## What is asked:
The records below must be duplicated exactly, character for character.

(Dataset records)
※

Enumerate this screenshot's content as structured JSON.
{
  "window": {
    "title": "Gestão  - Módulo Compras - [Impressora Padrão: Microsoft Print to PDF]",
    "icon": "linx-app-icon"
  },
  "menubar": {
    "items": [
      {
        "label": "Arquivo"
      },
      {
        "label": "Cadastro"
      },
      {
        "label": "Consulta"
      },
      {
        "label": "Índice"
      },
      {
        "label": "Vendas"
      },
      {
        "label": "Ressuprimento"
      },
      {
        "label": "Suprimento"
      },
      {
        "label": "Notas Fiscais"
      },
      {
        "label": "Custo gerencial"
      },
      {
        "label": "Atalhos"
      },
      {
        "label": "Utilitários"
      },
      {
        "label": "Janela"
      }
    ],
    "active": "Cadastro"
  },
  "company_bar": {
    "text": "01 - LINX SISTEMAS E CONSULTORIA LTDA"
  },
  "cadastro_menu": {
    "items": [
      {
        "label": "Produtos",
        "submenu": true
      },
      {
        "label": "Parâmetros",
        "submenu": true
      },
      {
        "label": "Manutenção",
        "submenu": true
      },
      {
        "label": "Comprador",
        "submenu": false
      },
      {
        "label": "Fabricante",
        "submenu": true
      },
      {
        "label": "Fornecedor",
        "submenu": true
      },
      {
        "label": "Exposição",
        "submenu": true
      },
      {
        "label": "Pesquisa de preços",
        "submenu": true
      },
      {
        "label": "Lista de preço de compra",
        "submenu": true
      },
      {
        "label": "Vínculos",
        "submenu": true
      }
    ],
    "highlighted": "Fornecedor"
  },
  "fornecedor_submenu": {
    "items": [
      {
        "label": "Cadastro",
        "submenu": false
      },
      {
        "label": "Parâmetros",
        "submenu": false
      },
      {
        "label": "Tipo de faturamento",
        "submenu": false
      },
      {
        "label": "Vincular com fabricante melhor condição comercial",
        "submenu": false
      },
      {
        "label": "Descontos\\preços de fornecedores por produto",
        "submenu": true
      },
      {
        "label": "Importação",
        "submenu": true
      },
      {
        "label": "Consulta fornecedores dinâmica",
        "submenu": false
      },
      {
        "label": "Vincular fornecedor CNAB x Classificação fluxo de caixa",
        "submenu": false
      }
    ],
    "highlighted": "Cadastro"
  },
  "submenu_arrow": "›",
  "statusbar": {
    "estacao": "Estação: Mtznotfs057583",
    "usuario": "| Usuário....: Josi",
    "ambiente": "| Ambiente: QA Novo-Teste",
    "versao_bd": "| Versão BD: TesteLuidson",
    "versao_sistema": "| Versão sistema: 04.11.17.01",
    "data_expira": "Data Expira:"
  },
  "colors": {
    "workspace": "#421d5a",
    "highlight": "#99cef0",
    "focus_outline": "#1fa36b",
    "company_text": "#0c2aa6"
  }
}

※

## The response:
Enumerate this screenshot's content as structured JSON.
{
  "window": {
    "title": "Gestão  - Módulo Compras - [Impressora Padrão: Microsoft Print to PDF]",
    "icon": "linx-app-icon"
  },
  "menubar": {
    "items": [
      {
        "label": "Arquivo"
      },
      {
        "label": "Cadastro"
      },
      {
        "label": "Consulta"
      },
      {
        "label": "Índice"
      },
      {
        "label": "Vendas"
      },
      {
        "label": "Ressuprimento"
      },
      {
        "label": "Suprimento"
      },
      {
        "label": "Notas Fiscais"
      },
      {
        "label": "Custo gerencial"
      },
      {
        "label": "Atalhos"
      },
      {
        "label": "Utilitários"
      },
      {
        "label": "Janela"
      }
    ],
    "active": "Cadastro"
  },
  "company_bar": {
    "text": "01 - LINX SISTEMAS E CONSULTORIA LTDA"
  },
  "cadastro_menu": {
    "items": [
      {
        "label": "Produtos",
        "submenu": true
      },
      {
        "label": "Parâmetros",
        "submenu": true
      },
      {
        "label": "Manutenção",
        "submenu": true
      },
      {
        "label": "Comprador",
        "submenu": false
      },
      {
        "label": "Fabricante",
        "submenu": true
      },
      {
        "label": "Fornecedor",
        "submenu": true
      },
      {
        "label": "Exposição",
        "submenu": true
      },
      {
        "label": "Pesquisa de preços",
        "submenu": true
      },
      {
        "label": "Lista de preço de compra",
        "submenu": true
      },
      {
        "label": "Vínculos",
        "submenu": true
      }
    ],
    "highlighted": "Fornecedor"
  },
  "fornecedor_submenu": {
    "items": [
      {
        "label": "Cadastro",
        "submenu": false
      },
      {
        "label": "Parâmetros",
        "submenu": false
      },
      {
        "label": "Tipo de faturamento",
        "submenu": false
      },
      {
        "label": "Vincular com fabricante melhor condição comercial",
        "submenu": false
      },
      {
        "label": "Descontos\\preços de fornecedores por produto",
        "submenu": true
      },
      {
        "label": "Importação",
        "submenu": true
      },
      {
        "label": "Consulta fornecedores dinâmica",
        "submenu": false
      },
      {
        "label": "Vincular fornecedor CNAB x Classificação fluxo de caixa",
        "submenu": false
      }
    ],
    "highlighted": "Cadastro"
  },
  "submenu_arrow": "›",
  "statusbar": {
    "estacao": "Estação: Mtznotfs057583",
    "usuario": "| Usuário....: Josi",
    "ambiente": "| Ambiente: QA Novo-Teste",
    "versao_bd": "| Versão BD: TesteLuidson",
    "versao_sistema": "| Versão sistema: 04.11.17.01",
    "data_expira": "Data Expira:"
  },
  "colors": {
    "workspace": "#421d5a",
    "highlight": "#99cef0",
    "focus_outline": "#1fa36b",
    "company_text": "#0c2aa6"
  }
}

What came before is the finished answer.